Required work
In the data below, find every line that has the string "Если", and copy it.

* BEGIN Provided entries *

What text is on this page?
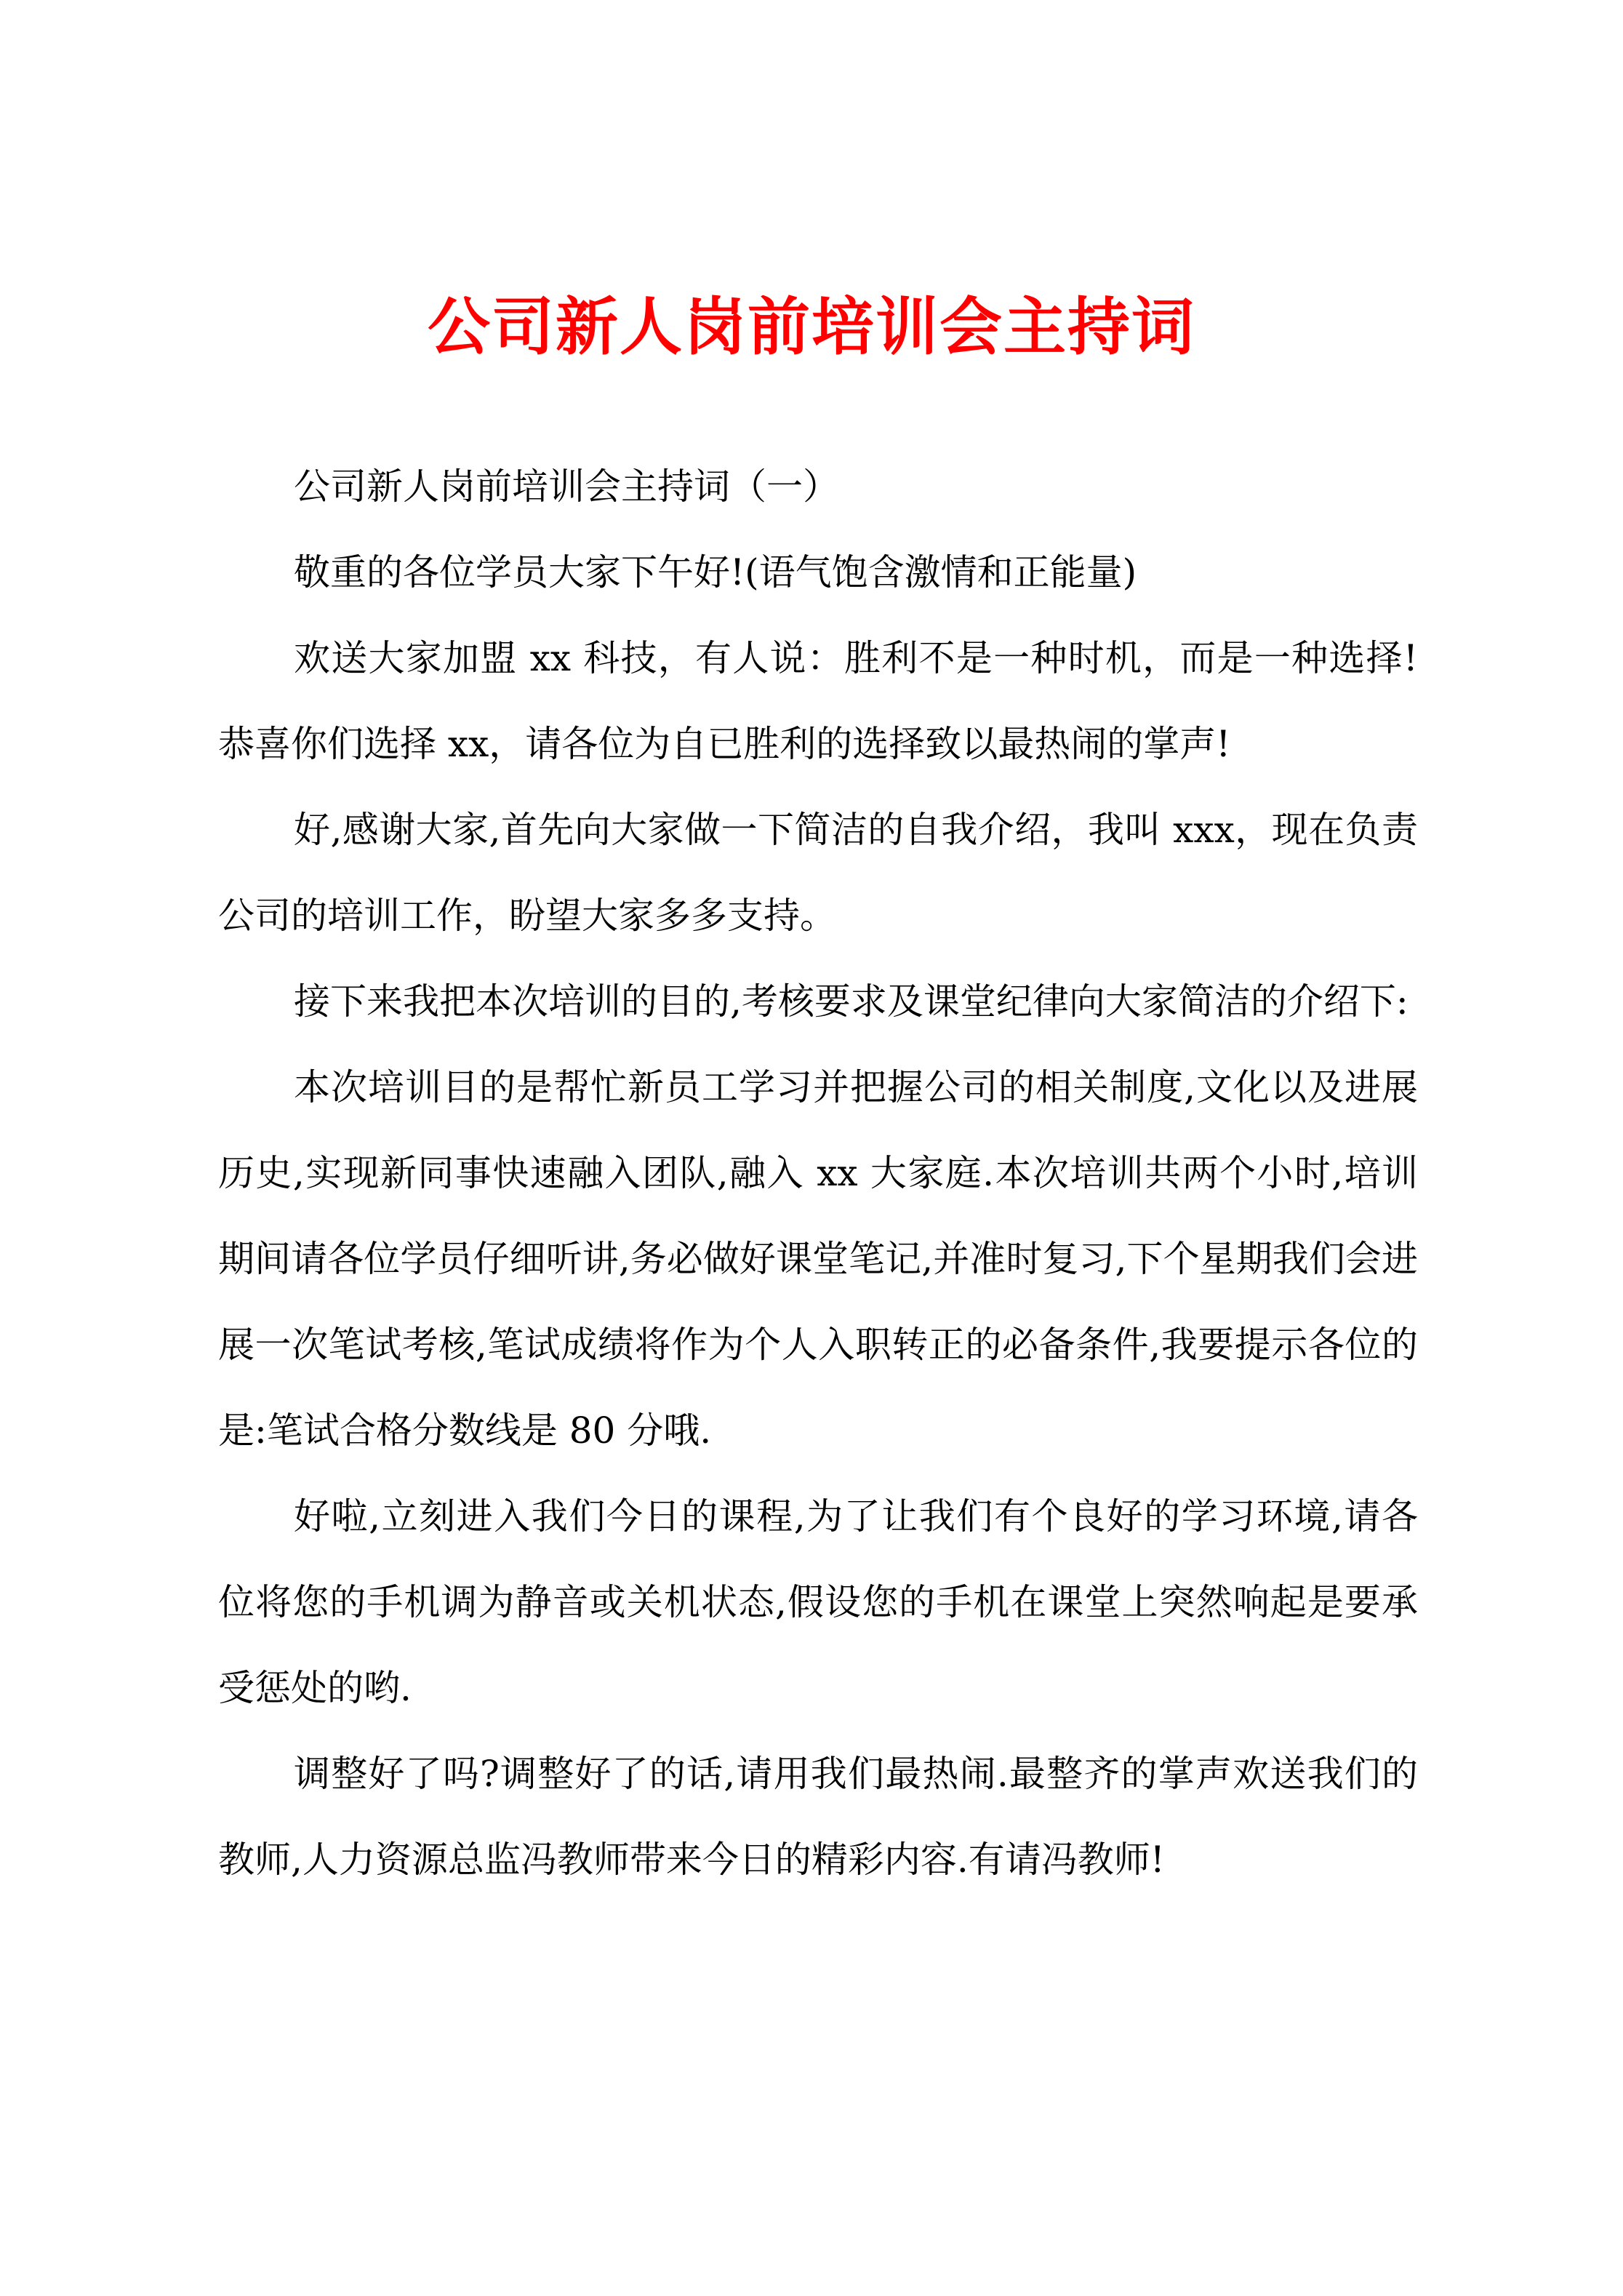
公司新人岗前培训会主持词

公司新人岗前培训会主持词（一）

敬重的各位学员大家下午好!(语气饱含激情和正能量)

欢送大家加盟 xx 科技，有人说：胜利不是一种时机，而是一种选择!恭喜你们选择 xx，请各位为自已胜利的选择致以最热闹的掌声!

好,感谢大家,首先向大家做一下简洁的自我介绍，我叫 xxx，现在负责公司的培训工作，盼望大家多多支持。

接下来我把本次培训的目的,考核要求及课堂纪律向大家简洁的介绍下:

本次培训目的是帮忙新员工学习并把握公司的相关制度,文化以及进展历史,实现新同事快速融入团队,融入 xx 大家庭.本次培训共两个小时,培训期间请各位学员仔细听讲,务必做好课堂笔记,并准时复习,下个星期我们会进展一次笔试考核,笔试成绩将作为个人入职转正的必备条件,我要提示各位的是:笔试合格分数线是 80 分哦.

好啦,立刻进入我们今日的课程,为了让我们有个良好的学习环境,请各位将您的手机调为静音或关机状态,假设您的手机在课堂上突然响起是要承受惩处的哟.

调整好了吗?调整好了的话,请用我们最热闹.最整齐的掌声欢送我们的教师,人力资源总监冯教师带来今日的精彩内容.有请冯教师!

* END Provided entries *
* BEGIN Provided entries *

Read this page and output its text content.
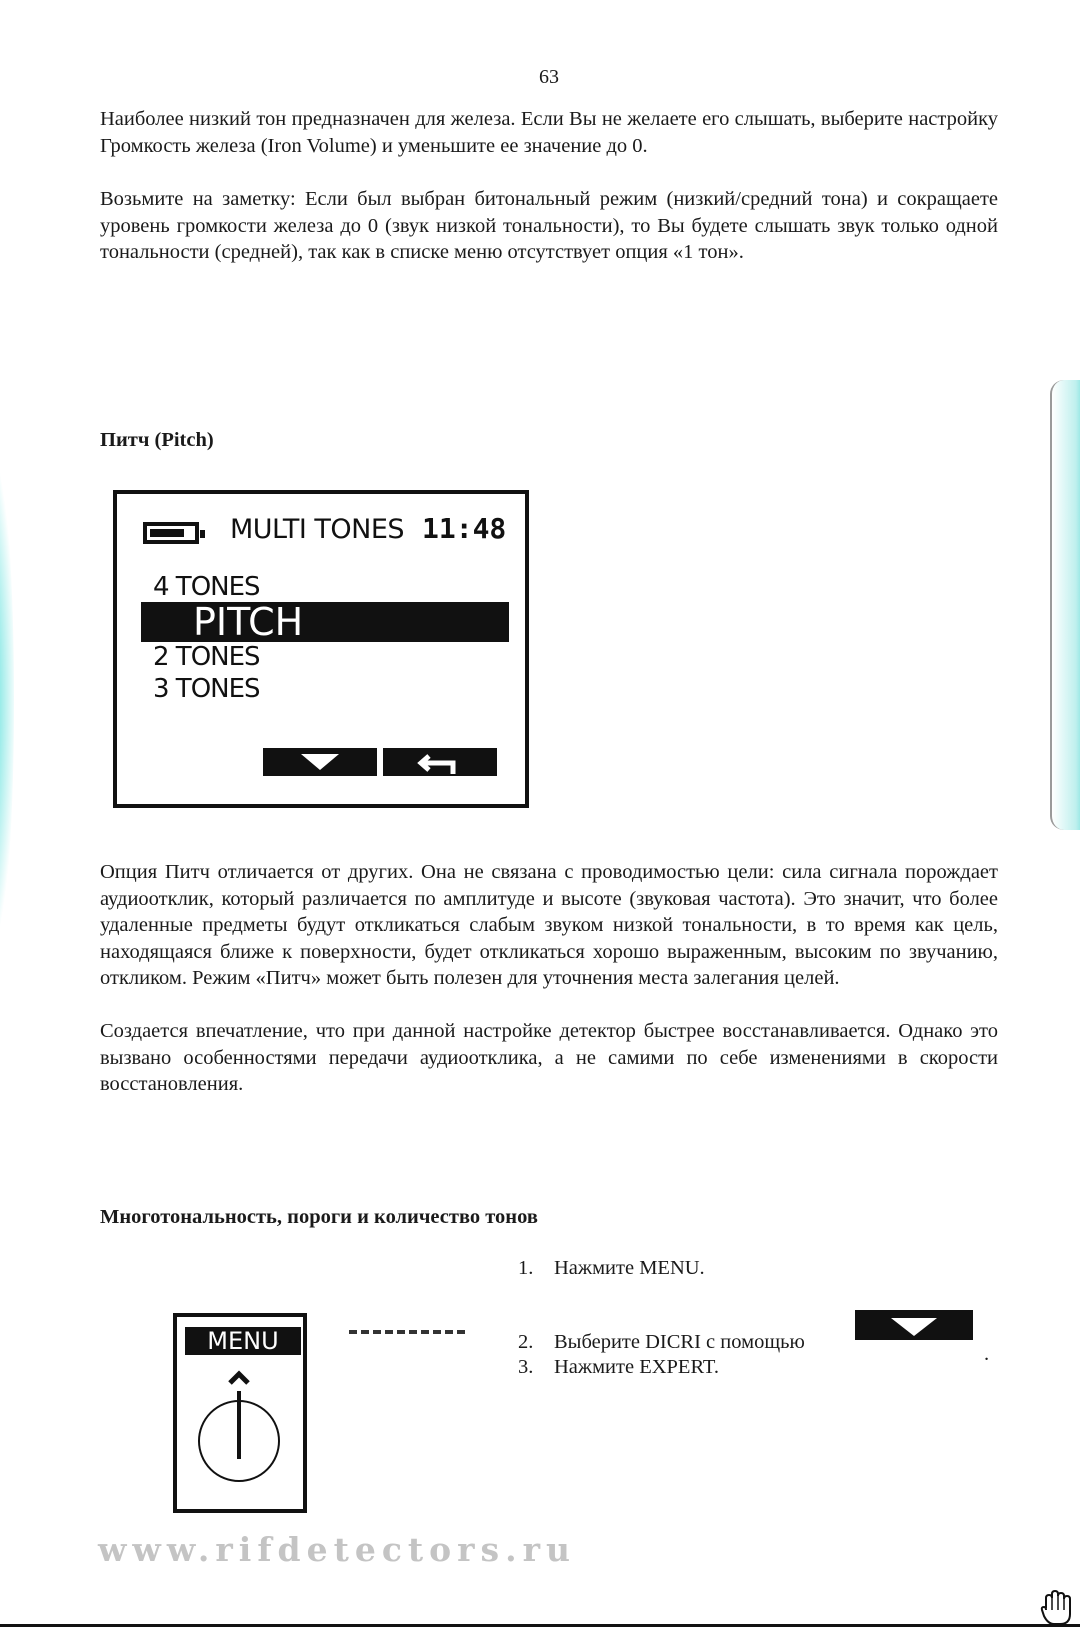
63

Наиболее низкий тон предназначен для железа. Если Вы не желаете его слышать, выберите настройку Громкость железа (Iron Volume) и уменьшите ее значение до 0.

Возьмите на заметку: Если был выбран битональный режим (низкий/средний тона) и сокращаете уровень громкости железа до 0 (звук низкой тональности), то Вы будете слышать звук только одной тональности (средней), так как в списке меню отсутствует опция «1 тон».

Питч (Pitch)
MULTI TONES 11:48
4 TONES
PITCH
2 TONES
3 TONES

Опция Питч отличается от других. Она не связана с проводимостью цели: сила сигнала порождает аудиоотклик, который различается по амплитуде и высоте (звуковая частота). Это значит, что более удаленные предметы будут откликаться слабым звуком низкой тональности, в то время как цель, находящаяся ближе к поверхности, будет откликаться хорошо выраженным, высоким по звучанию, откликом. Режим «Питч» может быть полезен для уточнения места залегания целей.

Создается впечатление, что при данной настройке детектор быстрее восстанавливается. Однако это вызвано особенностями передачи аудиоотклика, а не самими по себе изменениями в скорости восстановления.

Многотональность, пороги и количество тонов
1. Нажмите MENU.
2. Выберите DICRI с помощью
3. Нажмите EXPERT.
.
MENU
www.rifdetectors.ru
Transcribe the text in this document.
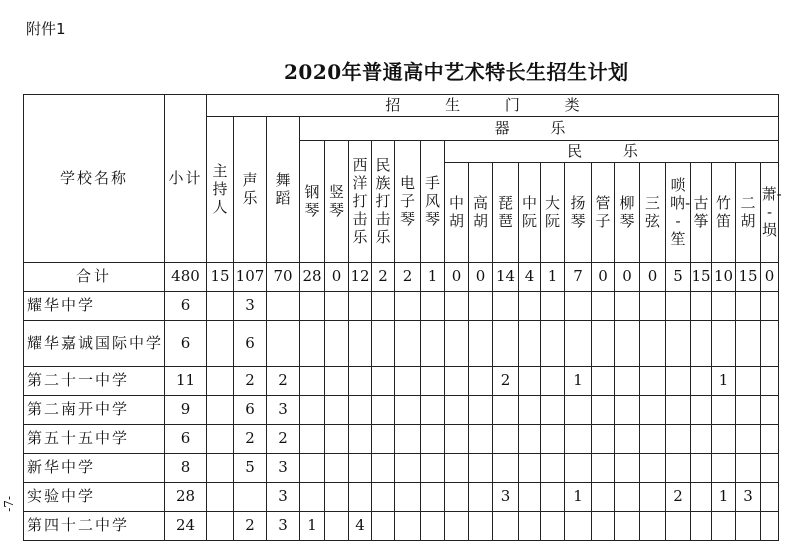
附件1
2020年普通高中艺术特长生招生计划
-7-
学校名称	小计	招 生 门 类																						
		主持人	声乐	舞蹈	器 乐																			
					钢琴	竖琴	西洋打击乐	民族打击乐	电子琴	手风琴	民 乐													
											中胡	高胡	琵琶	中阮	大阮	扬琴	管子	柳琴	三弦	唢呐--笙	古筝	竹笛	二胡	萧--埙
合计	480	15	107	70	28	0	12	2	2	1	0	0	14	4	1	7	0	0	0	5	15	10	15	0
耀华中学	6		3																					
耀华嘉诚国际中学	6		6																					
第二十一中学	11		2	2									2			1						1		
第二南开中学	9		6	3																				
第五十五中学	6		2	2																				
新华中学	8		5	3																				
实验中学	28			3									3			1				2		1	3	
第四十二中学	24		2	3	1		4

* END Provided entries *
* BEGIN Provided entries *

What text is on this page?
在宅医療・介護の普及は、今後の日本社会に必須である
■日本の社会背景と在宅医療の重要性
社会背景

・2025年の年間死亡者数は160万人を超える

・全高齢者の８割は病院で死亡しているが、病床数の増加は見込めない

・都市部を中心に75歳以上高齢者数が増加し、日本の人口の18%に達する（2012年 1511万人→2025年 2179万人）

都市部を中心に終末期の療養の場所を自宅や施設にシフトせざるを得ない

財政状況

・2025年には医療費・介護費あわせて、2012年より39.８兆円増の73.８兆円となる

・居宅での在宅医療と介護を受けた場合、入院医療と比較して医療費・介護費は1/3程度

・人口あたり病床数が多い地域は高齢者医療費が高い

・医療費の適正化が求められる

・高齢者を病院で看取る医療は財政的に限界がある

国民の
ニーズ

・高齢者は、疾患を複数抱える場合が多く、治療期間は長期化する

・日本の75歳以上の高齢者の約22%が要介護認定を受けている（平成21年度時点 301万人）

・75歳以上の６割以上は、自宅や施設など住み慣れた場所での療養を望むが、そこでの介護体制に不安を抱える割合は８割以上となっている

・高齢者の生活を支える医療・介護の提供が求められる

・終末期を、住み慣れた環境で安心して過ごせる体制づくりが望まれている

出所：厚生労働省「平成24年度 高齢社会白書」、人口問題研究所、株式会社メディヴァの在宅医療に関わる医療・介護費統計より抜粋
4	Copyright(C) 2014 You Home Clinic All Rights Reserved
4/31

* END Provided entries *

Response to this task
Наиболее низкий тон предназначен для железа. Если Вы не желаете его слышать, выберите настройку Громкость железа (Iron Volume) и уменьшите ее значение до 0.
Возьмите на заметку: Если был выбран битональный режим (низкий/средний тона) и сокращаете уровень громкости железа до 0 (звук низкой тональности), то Вы будете слышать звук только одной тональности (средней), так как в списке меню отсутствует опция «1 тон».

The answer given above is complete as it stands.